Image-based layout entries
>>>>
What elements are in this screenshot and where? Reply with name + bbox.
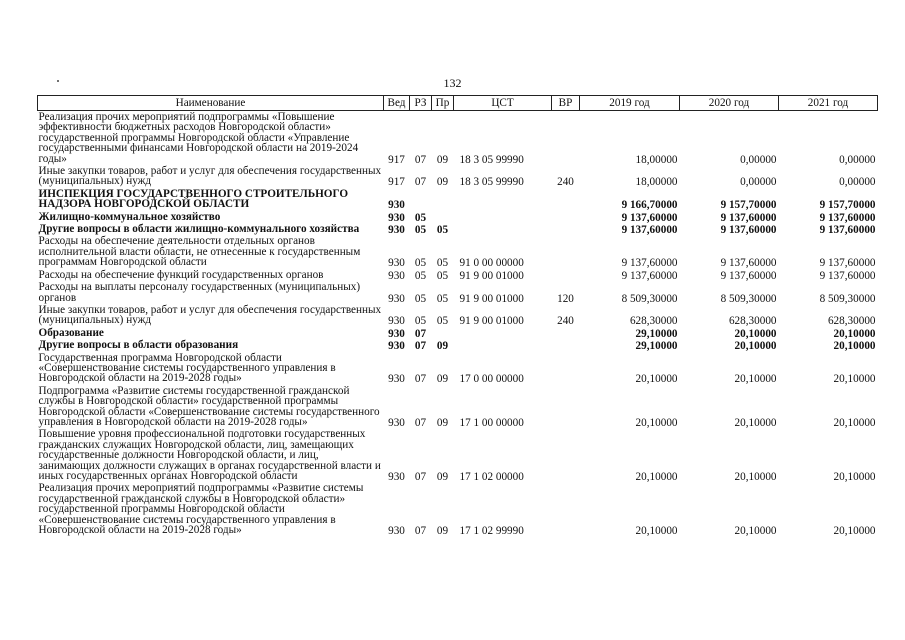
row-vr: 240 [557,176,574,188]
row-pr: 09 [436,471,449,483]
row-cst: 91 9 00 01000 [459,292,524,304]
row-amount-2020: 9 137,60000 [720,224,777,236]
header-2020: 2020 год [680,96,779,111]
row-amount-2019: 20,10000 [635,525,678,537]
row-rz: 07 [414,153,427,166]
row-rz: 07 [414,471,427,483]
row-amount-2020: 20,10000 [734,327,777,340]
row-amount-2020: 20,10000 [734,340,777,352]
row-ved: 930 [388,315,405,327]
table-row [38,385,878,429]
row-amount-2019: 9 137,60000 [621,224,678,236]
row-amount-2019: 9 137,60000 [621,211,678,224]
row-pr [432,188,454,211]
row-ved: 930 [388,224,405,236]
row-cst: 17 1 02 99990 [459,525,524,537]
row-amount-2019: 20,10000 [635,416,678,429]
header-ved: Вед [384,96,410,111]
row-rz: 07 [414,525,427,537]
table-row [38,165,878,188]
row-amount-2021: 628,30000 [827,315,876,327]
row-cst: 17 1 02 00000 [459,471,524,483]
row-amount-2021: 20,10000 [833,340,876,352]
row-name: Реализация прочих мероприятий подпрограммы «Повышение эффективности бюджетных расходов Новгородской области» государственной программы Новгородской области «Управление государственными финансами Новгородской области на 2019-2024 годы» [38,111,359,165]
row-ved: 930 [388,340,405,352]
row-vr [552,235,580,268]
row-vr [552,352,580,385]
row-amount-2020: 9 137,60000 [720,211,777,224]
table-row [38,211,878,223]
row-amount-2021: 20,10000 [833,327,876,340]
row-amount-2019: 9 166,70000 [621,199,678,211]
header-cst: ЦСТ [454,96,552,111]
table-row [38,223,878,235]
row-amount-2020: 20,10000 [734,416,777,429]
header-name: Наименование [38,96,384,111]
table-row [38,269,878,281]
row-cst [454,188,552,211]
table-row [38,235,878,268]
row-rz: 07 [414,340,427,352]
row-cst: 18 3 05 99990 [459,153,524,166]
row-pr: 09 [436,340,449,352]
row-amount-2020: 20,10000 [734,471,777,483]
row-rz: 07 [414,416,427,429]
table-row [38,281,878,304]
table-body [38,111,878,537]
row-amount-2019: 18,00000 [635,153,678,166]
row-amount-2019: 18,00000 [635,176,678,188]
row-pr: 09 [436,373,449,385]
table-row [38,188,878,211]
row-vr [552,269,580,281]
row-amount-2020: 0,00000 [740,153,777,166]
row-vr [552,327,580,339]
row-amount-2021: 0,00000 [839,153,876,166]
row-amount-2021: 8 509,30000 [819,292,876,304]
row-amount-2019: 20,10000 [635,471,678,483]
row-cst [454,339,552,351]
row-amount-2019: 9 137,60000 [621,257,678,269]
row-amount-2020: 628,30000 [728,315,777,327]
row-rz: 07 [414,327,427,340]
row-amount-2019: 628,30000 [629,315,678,327]
row-name: Другие вопросы в области образования [38,339,239,352]
row-amount-2020: 20,10000 [734,525,777,537]
row-cst: 17 0 00 00000 [459,373,524,385]
row-cst: 91 9 00 01000 [459,315,524,327]
row-ved: 917 [388,176,405,188]
row-vr: 120 [557,292,574,304]
row-cst [454,223,552,235]
row-vr [552,188,580,211]
header-vr: ВР [552,96,580,111]
row-ved: 930 [388,257,405,269]
row-amount-2020: 0,00000 [740,176,777,188]
header-2019: 2019 год [580,96,680,111]
row-rz: 07 [414,176,427,188]
row-cst: 91 9 00 01000 [459,269,524,282]
table-row [38,327,878,339]
row-ved: 930 [388,471,405,483]
row-name: Расходы на обеспечение функций государственных органов [38,268,324,281]
row-pr: 05 [436,269,449,282]
table-row [38,482,878,536]
row-amount-2020: 9 137,60000 [720,269,777,282]
row-amount-2021: 9 137,60000 [819,224,876,236]
row-pr [432,211,454,223]
row-cst [454,327,552,339]
row-name: ИНСПЕКЦИЯ ГОСУДАРСТВЕННОГО СТРОИТЕЛЬНОГО НАДЗОРА НОВГОРОДСКОЙ ОБЛАСТИ [38,187,349,211]
row-rz: 05 [414,224,427,236]
table-row [38,304,878,327]
row-amount-2021: 0,00000 [839,176,876,188]
row-vr [552,482,580,536]
row-vr [552,111,580,166]
row-pr [432,327,454,339]
row-name: Государственная программа Новгородской области «Совершенствование системы государственного управления в Новгородской области на 2019-2028 годы» [38,351,336,385]
table-header-row [38,96,878,111]
row-vr [552,223,580,235]
row-vr [552,428,580,482]
row-amount-2020: 9 137,60000 [720,257,777,269]
row-ved: 930 [388,327,405,340]
row-amount-2019: 29,10000 [635,340,678,352]
row-amount-2021: 20,10000 [833,525,876,537]
row-amount-2021: 20,10000 [833,471,876,483]
row-rz: 05 [414,211,427,224]
row-name: Повышение уровня профессиональной подготовки государственных гражданских служащих Новгородской области, лиц, замещающих государственные должности Новгородской области, и лиц, занимающих должности служащих в органах государственной власти и иных государственных органах Новгородской области [38,428,381,482]
row-ved: 930 [388,269,405,282]
row-amount-2019: 9 137,60000 [621,269,678,282]
row-vr [552,385,580,429]
row-name: Иные закупки товаров, работ и услуг для обеспечения государственных (муниципальных) нужд [38,165,382,188]
table-row [38,111,878,166]
row-amount-2019: 20,10000 [635,373,678,385]
row-name: Расходы на выплаты персоналу государственных (муниципальных) органов [38,281,361,304]
row-cst: 18 3 05 99990 [459,176,524,188]
row-pr: 05 [436,257,449,269]
row-vr [552,211,580,223]
header-rz: РЗ [410,96,432,111]
row-name: Иные закупки товаров, работ и услуг для обеспечения государственных (муниципальных) нужд [38,303,382,327]
row-pr: 09 [436,153,449,166]
table-row [38,339,878,351]
row-pr: 05 [436,224,449,236]
row-pr: 09 [436,525,449,537]
row-name: Жилищно-коммунальное хозяйство [38,210,221,223]
row-ved: 930 [388,416,405,429]
row-name: Расходы на обеспечение деятельности отдельных органов исполнительной власти области, не отнесенные к государственным программам Новгородской области [38,235,361,269]
row-amount-2020: 8 509,30000 [720,292,777,304]
row-ved: 930 [388,199,405,211]
header-pr: Пр [432,96,454,111]
row-amount-2020: 9 157,70000 [720,199,777,211]
row-name: Другие вопросы в области жилищно-коммунального хозяйства [38,223,360,236]
row-amount-2021: 20,10000 [833,373,876,385]
row-cst: 17 1 00 00000 [459,416,524,429]
row-ved: 930 [388,373,405,385]
row-amount-2019: 29,10000 [635,327,678,340]
row-cst: 91 0 00 00000 [459,257,524,269]
row-pr: 05 [436,315,449,327]
row-pr: 05 [436,292,449,304]
row-amount-2021: 9 137,60000 [819,269,876,282]
row-vr: 240 [557,315,574,327]
row-amount-2020: 20,10000 [734,373,777,385]
row-rz: 05 [414,257,427,269]
row-amount-2021: 9 157,70000 [819,199,876,211]
row-name: Подпрограмма «Развитие системы государственной гражданской службы в Новгородской области» государственной программы Новгородской области «Совершенствование системы государственного управления в Новгородской области на 2019-2028 годы» [38,384,380,428]
row-ved: 930 [388,211,405,224]
table-row [38,352,878,385]
row-cst [454,211,552,223]
row-ved: 917 [388,153,405,166]
page-number: 132 [443,76,462,90]
row-rz: 07 [414,373,427,385]
row-amount-2021: 20,10000 [833,416,876,429]
row-vr [552,339,580,351]
header-2021: 2021 год [779,96,878,111]
row-rz: 05 [414,315,427,327]
row-rz [410,188,432,211]
row-amount-2019: 8 509,30000 [621,292,678,304]
row-name: Образование [38,326,104,339]
row-ved: 930 [388,525,405,537]
row-name: Реализация прочих мероприятий подпрограммы «Развитие системы государственной гражданской службы в Новгородской области» государственной программы Новгородской области «Совершенствование системы государственного управления в Новгородской области на 2019-2028 годы» [38,482,364,537]
row-amount-2021: 9 137,60000 [819,211,876,224]
row-rz: 05 [414,292,427,304]
row-pr: 09 [436,176,449,188]
row-pr: 09 [436,416,449,429]
row-ved: 930 [388,292,405,304]
budget-table [37,95,878,536]
row-rz: 05 [414,269,427,282]
table-row [38,428,878,482]
row-amount-2021: 9 137,60000 [819,257,876,269]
<<<<
Set task
Rewrite the entries from the line with "row-vr: 240 [557,176,574,188]" to the line with "row-cst: 17 1 02 00000 [459,471,524,483]", changing "row-amount-2019" to "sum-2019" and keeping everything else the same.

Worked answer
row-vr: 240 [557,176,574,188]
row-pr: 09 [436,471,449,483]
row-cst: 91 9 00 01000 [459,292,524,304]
row-amount-2020: 9 137,60000 [720,224,777,236]
header-2020: 2020 год [680,96,779,111]
sum-2019: 20,10000 [635,525,678,537]
row-rz: 07 [414,153,427,166]
row-rz: 07 [414,471,427,483]
row-amount-2020: 20,10000 [734,327,777,340]
row-amount-2020: 20,10000 [734,340,777,352]
row-ved: 930 [388,315,405,327]
table-row [38,385,878,429]
sum-2019: 9 137,60000 [621,224,678,236]
sum-2019: 9 137,60000 [621,211,678,224]
row-pr [432,188,454,211]
row-ved: 930 [388,224,405,236]
row-cst: 17 1 02 99990 [459,525,524,537]
sum-2019: 20,10000 [635,416,678,429]
header-ved: Вед [384,96,410,111]
row-rz: 07 [414,525,427,537]
table-row [38,165,878,188]
row-amount-2021: 628,30000 [827,315,876,327]
row-cst: 17 1 02 00000 [459,471,524,483]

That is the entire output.